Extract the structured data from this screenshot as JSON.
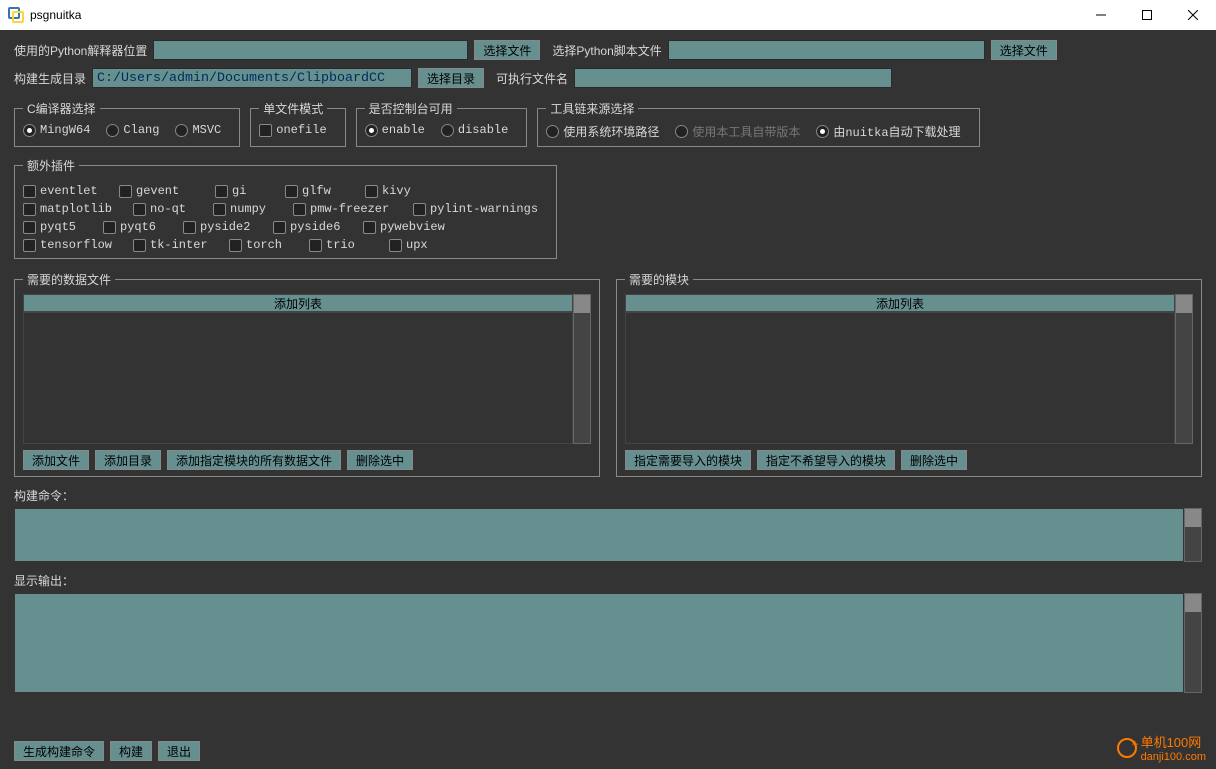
{
  "window": {
    "title": "psgnuitka"
  },
  "row1": {
    "python_label": "使用的Python解释器位置",
    "browse1": "选择文件",
    "script_label": "选择Python脚本文件",
    "browse2": "选择文件"
  },
  "row2": {
    "outdir_label": "构建生成目录",
    "outdir_value": "C:/Users/admin/Documents/ClipboardCC",
    "browse_dir": "选择目录",
    "exe_label": "可执行文件名"
  },
  "compiler": {
    "legend": "C编译器选择",
    "opt1": "MingW64",
    "opt2": "Clang",
    "opt3": "MSVC"
  },
  "onefile": {
    "legend": "单文件模式",
    "opt": "onefile"
  },
  "console": {
    "legend": "是否控制台可用",
    "opt1": "enable",
    "opt2": "disable"
  },
  "toolchain": {
    "legend": "工具链来源选择",
    "opt1": "使用系统环境路径",
    "opt2": "使用本工具自带版本",
    "opt3": "由nuitka自动下载处理"
  },
  "plugins": {
    "legend": "额外插件",
    "r1": [
      "eventlet",
      "gevent",
      "gi",
      "glfw",
      "kivy"
    ],
    "r2": [
      "matplotlib",
      "no-qt",
      "numpy",
      "pmw-freezer",
      "pylint-warnings"
    ],
    "r3": [
      "pyqt5",
      "pyqt6",
      "pyside2",
      "pyside6",
      "pywebview"
    ],
    "r4": [
      "tensorflow",
      "tk-inter",
      "torch",
      "trio",
      "upx"
    ]
  },
  "datafiles": {
    "legend": "需要的数据文件",
    "header": "添加列表",
    "b1": "添加文件",
    "b2": "添加目录",
    "b3": "添加指定模块的所有数据文件",
    "b4": "删除选中"
  },
  "modules": {
    "legend": "需要的模块",
    "header": "添加列表",
    "b1": "指定需要导入的模块",
    "b2": "指定不希望导入的模块",
    "b3": "删除选中"
  },
  "build_cmd_label": "构建命令：",
  "output_label": "显示输出：",
  "footer": {
    "gen": "生成构建命令",
    "build": "构建",
    "exit": "退出"
  },
  "watermark": {
    "line1": "单机100网",
    "line2": "danji100.com"
  }
}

▸ **Problem statement**
The listing above needs to be output again exactly. Don't include the pictures.

▸ **Completed task**
Extract the structured data from this screenshot as JSON.
{
  "window": {
    "title": "psgnuitka"
  },
  "row1": {
    "python_label": "使用的Python解释器位置",
    "browse1": "选择文件",
    "script_label": "选择Python脚本文件",
    "browse2": "选择文件"
  },
  "row2": {
    "outdir_label": "构建生成目录",
    "outdir_value": "C:/Users/admin/Documents/ClipboardCC",
    "browse_dir": "选择目录",
    "exe_label": "可执行文件名"
  },
  "compiler": {
    "legend": "C编译器选择",
    "opt1": "MingW64",
    "opt2": "Clang",
    "opt3": "MSVC"
  },
  "onefile": {
    "legend": "单文件模式",
    "opt": "onefile"
  },
  "console": {
    "legend": "是否控制台可用",
    "opt1": "enable",
    "opt2": "disable"
  },
  "toolchain": {
    "legend": "工具链来源选择",
    "opt1": "使用系统环境路径",
    "opt2": "使用本工具自带版本",
    "opt3": "由nuitka自动下载处理"
  },
  "plugins": {
    "legend": "额外插件",
    "r1": [
      "eventlet",
      "gevent",
      "gi",
      "glfw",
      "kivy"
    ],
    "r2": [
      "matplotlib",
      "no-qt",
      "numpy",
      "pmw-freezer",
      "pylint-warnings"
    ],
    "r3": [
      "pyqt5",
      "pyqt6",
      "pyside2",
      "pyside6",
      "pywebview"
    ],
    "r4": [
      "tensorflow",
      "tk-inter",
      "torch",
      "trio",
      "upx"
    ]
  },
  "datafiles": {
    "legend": "需要的数据文件",
    "header": "添加列表",
    "b1": "添加文件",
    "b2": "添加目录",
    "b3": "添加指定模块的所有数据文件",
    "b4": "删除选中"
  },
  "modules": {
    "legend": "需要的模块",
    "header": "添加列表",
    "b1": "指定需要导入的模块",
    "b2": "指定不希望导入的模块",
    "b3": "删除选中"
  },
  "build_cmd_label": "构建命令：",
  "output_label": "显示输出：",
  "footer": {
    "gen": "生成构建命令",
    "build": "构建",
    "exit": "退出"
  },
  "watermark": {
    "line1": "单机100网",
    "line2": "danji100.com"
  }
}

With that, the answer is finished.